Written problem - Copy out all lines with the word "основному" in them.
-- Material shown start --
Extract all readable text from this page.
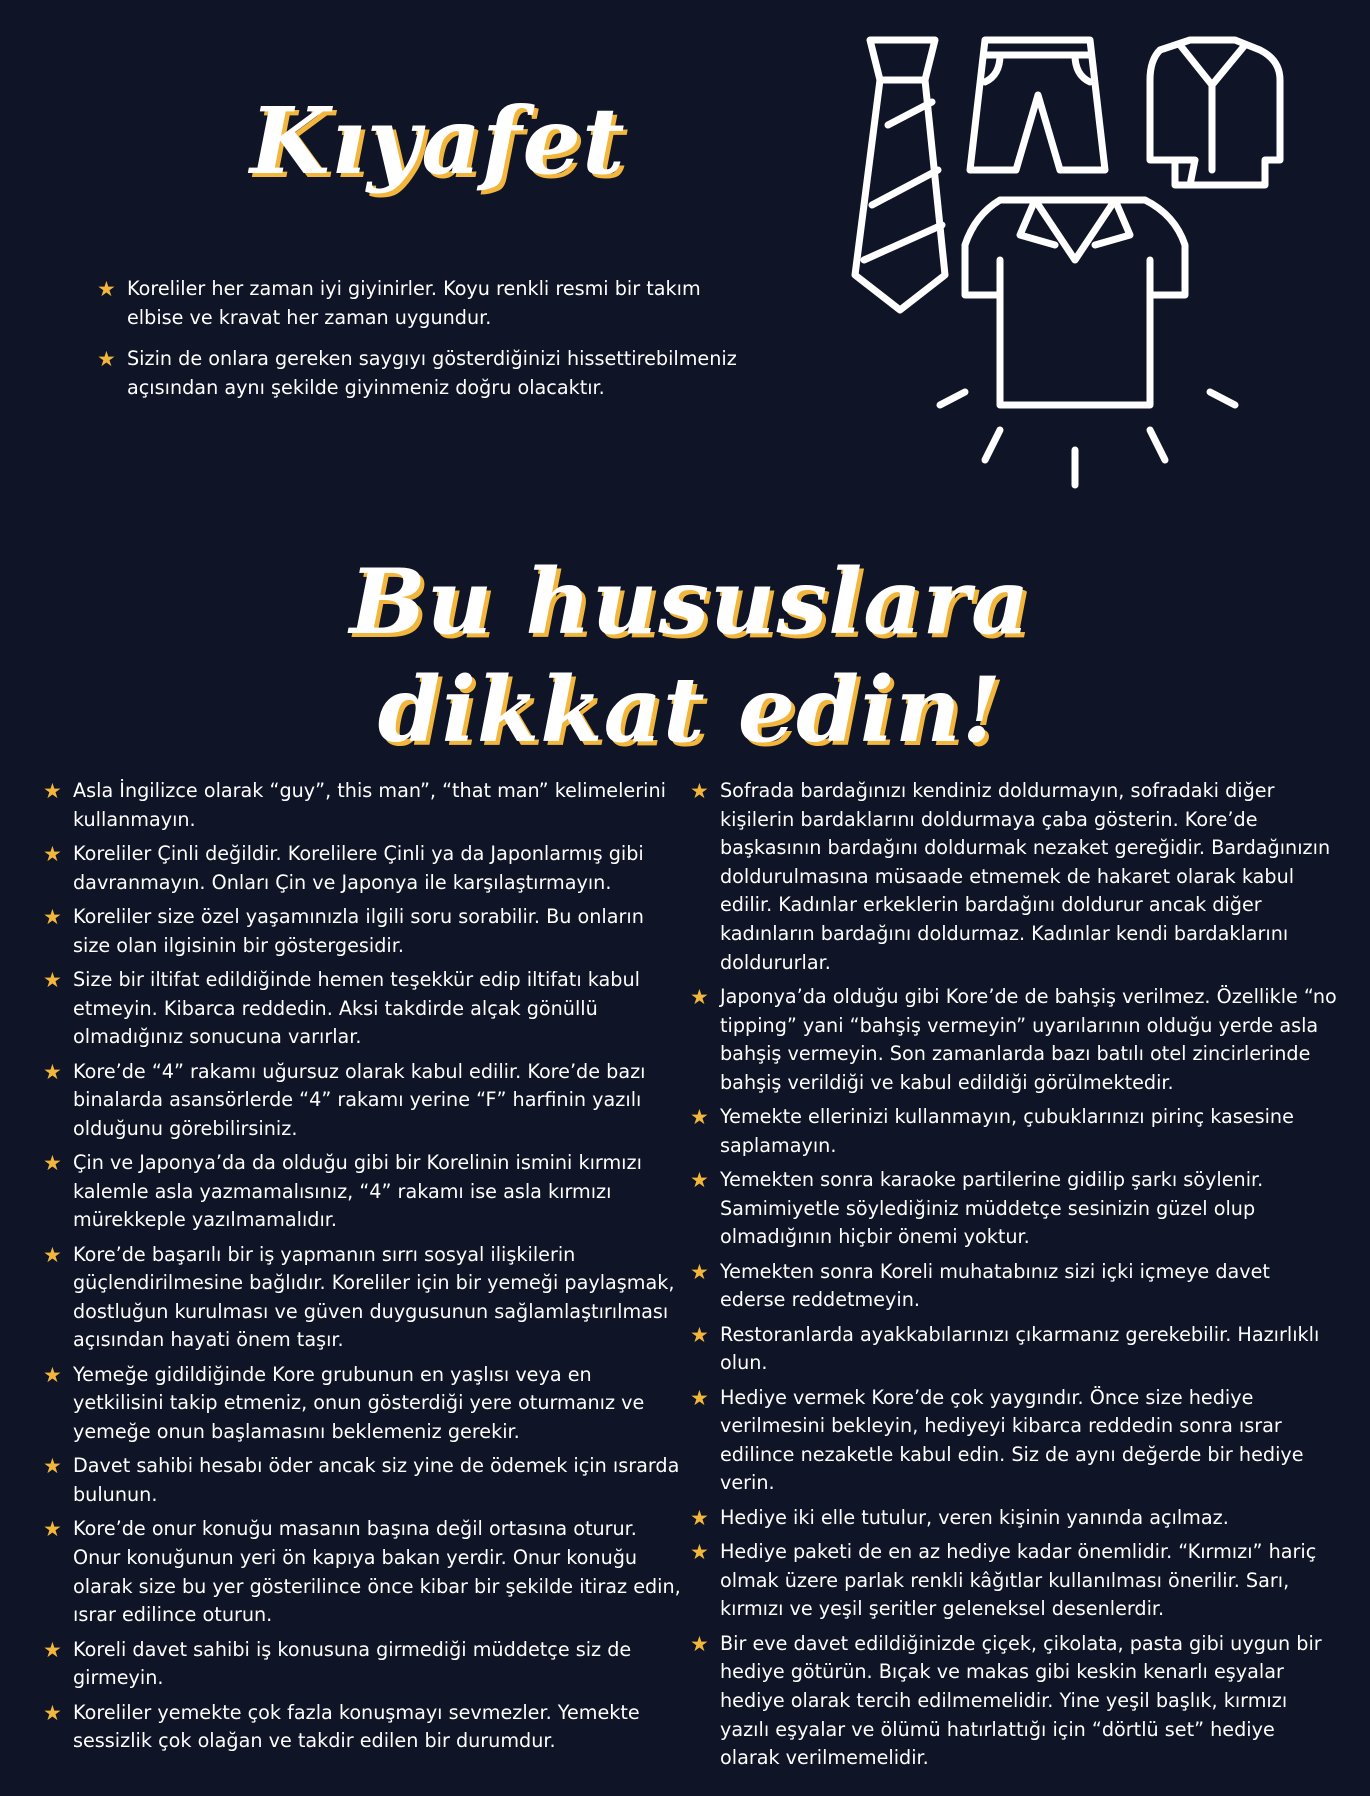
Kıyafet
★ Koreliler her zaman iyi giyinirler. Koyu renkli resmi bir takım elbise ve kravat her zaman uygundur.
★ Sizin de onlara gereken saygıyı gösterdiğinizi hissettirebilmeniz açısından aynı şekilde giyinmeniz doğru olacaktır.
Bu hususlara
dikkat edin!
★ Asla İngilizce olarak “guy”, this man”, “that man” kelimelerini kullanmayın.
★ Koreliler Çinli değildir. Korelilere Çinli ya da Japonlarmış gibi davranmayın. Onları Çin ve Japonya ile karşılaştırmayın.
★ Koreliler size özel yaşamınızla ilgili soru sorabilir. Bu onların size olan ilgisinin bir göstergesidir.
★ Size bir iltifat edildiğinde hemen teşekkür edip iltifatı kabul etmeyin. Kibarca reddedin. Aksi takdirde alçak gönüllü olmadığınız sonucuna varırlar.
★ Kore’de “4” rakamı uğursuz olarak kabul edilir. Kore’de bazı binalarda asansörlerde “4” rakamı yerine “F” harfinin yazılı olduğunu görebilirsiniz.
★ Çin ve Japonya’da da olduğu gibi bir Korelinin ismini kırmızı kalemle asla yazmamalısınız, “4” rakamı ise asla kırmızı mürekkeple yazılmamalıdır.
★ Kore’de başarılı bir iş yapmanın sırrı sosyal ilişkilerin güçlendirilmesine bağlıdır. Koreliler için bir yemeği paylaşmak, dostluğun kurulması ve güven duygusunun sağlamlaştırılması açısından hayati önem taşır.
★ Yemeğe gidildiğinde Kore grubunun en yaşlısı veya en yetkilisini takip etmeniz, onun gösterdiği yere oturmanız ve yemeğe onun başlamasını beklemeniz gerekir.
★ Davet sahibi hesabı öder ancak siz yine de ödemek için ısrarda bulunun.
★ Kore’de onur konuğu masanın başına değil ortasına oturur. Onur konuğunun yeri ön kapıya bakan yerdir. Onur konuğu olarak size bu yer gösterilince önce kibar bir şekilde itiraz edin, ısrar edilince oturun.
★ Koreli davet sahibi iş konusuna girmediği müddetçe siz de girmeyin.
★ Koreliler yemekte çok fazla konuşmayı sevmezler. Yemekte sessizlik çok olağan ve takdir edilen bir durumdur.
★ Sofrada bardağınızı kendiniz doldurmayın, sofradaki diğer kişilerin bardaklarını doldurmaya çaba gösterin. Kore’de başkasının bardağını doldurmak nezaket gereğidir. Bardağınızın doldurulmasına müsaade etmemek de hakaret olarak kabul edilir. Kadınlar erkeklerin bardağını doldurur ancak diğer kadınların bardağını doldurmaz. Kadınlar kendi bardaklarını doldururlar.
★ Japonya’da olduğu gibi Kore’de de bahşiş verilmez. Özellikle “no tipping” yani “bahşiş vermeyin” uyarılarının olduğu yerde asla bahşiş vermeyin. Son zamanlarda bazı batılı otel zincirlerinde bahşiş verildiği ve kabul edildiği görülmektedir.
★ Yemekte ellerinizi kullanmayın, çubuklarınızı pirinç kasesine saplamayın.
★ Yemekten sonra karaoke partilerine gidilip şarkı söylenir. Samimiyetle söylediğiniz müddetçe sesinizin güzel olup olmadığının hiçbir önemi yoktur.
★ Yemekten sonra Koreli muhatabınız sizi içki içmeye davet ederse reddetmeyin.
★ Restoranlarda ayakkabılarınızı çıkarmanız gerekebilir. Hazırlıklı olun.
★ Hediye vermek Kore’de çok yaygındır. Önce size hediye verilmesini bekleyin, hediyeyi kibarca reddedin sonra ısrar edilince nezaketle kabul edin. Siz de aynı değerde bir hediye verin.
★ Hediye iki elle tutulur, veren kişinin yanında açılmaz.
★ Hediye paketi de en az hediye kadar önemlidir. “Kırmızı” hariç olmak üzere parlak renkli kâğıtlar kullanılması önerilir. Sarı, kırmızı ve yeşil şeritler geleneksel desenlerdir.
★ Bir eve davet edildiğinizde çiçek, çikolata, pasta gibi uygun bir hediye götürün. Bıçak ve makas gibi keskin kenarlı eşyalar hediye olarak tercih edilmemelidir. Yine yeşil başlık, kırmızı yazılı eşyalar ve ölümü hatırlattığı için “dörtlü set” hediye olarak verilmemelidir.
-- Material shown end --
-- Material shown start --
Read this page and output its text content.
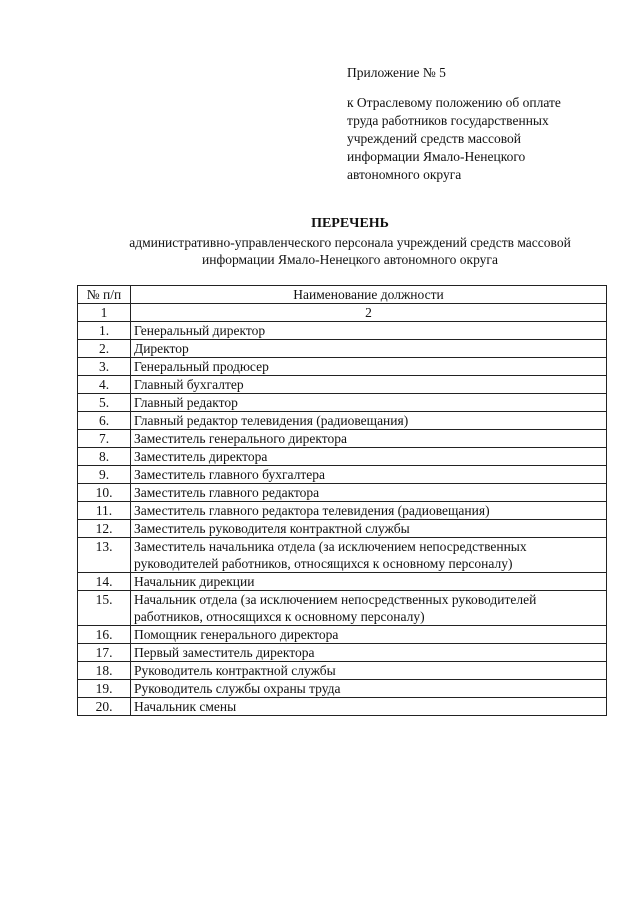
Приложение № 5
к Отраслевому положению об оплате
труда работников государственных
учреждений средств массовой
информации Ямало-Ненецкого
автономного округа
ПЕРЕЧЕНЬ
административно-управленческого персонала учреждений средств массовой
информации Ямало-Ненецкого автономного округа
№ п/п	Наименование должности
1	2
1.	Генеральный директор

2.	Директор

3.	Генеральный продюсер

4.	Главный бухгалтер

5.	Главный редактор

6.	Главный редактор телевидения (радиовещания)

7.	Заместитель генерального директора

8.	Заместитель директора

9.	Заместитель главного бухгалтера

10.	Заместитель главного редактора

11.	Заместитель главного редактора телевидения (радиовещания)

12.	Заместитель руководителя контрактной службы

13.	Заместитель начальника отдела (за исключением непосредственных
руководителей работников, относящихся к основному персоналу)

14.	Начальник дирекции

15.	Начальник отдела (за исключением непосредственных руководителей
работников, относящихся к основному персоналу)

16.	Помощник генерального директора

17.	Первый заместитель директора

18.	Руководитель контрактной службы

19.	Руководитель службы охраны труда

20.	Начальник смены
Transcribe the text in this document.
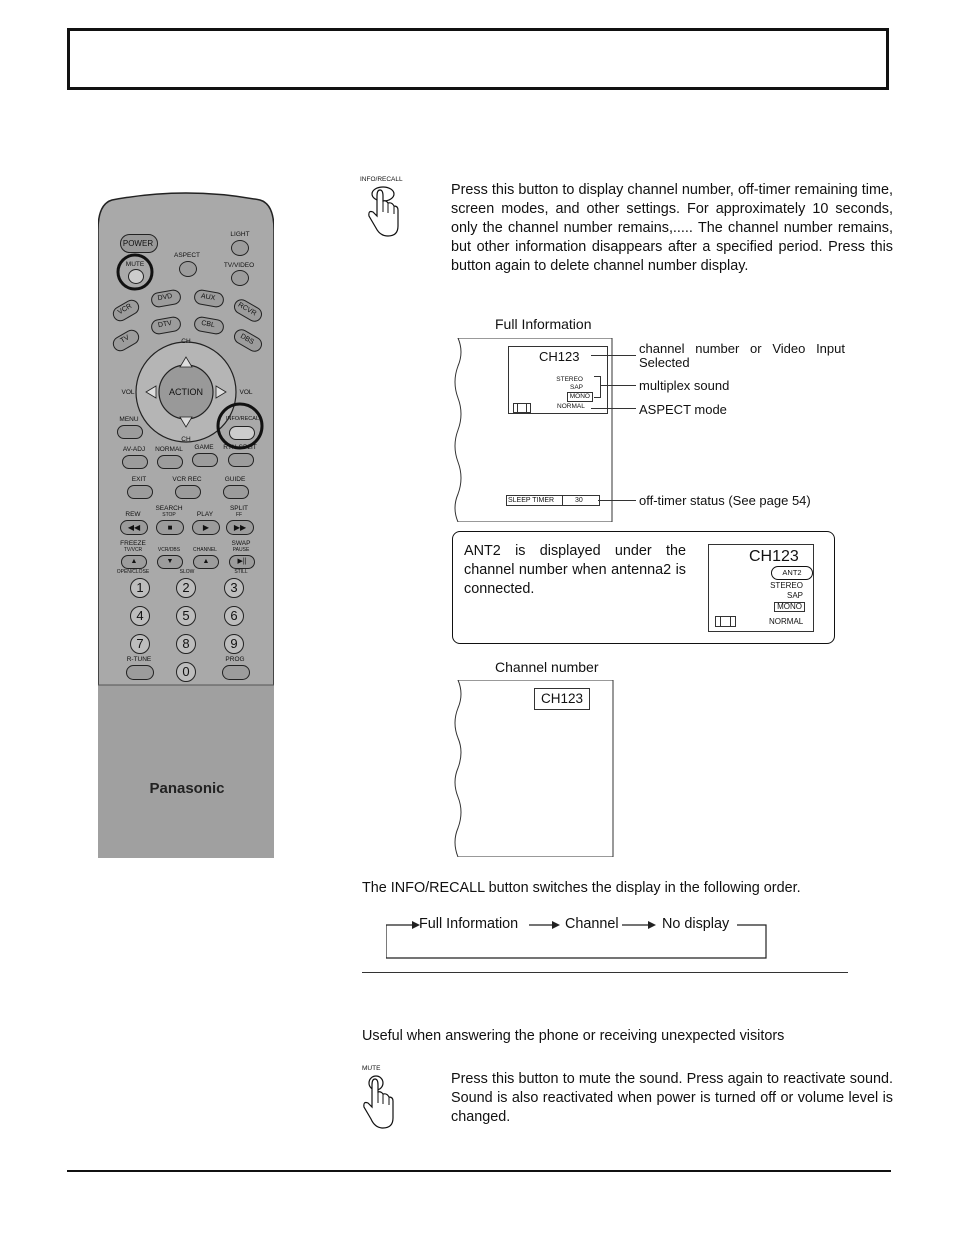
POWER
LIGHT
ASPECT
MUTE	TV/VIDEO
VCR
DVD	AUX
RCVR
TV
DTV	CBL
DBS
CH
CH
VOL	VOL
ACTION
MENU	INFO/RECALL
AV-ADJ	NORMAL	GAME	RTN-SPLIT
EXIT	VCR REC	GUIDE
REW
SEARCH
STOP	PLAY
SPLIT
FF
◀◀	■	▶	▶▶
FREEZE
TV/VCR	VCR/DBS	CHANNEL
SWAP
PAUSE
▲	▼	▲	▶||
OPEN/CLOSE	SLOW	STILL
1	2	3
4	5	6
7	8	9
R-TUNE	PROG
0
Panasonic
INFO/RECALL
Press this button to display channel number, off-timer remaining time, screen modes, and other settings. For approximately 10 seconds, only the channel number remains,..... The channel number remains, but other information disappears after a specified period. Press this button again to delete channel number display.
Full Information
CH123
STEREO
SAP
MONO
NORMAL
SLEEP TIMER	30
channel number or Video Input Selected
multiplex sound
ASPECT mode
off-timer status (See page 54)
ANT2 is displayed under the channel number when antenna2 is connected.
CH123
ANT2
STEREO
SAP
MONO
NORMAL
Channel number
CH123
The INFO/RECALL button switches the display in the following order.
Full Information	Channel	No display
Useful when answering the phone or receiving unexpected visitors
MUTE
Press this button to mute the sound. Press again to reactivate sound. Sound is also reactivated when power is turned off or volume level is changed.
-- Material shown end --
Task result -
руководителей работников, относящихся к основному персоналу)
работников, относящихся к основному персоналу)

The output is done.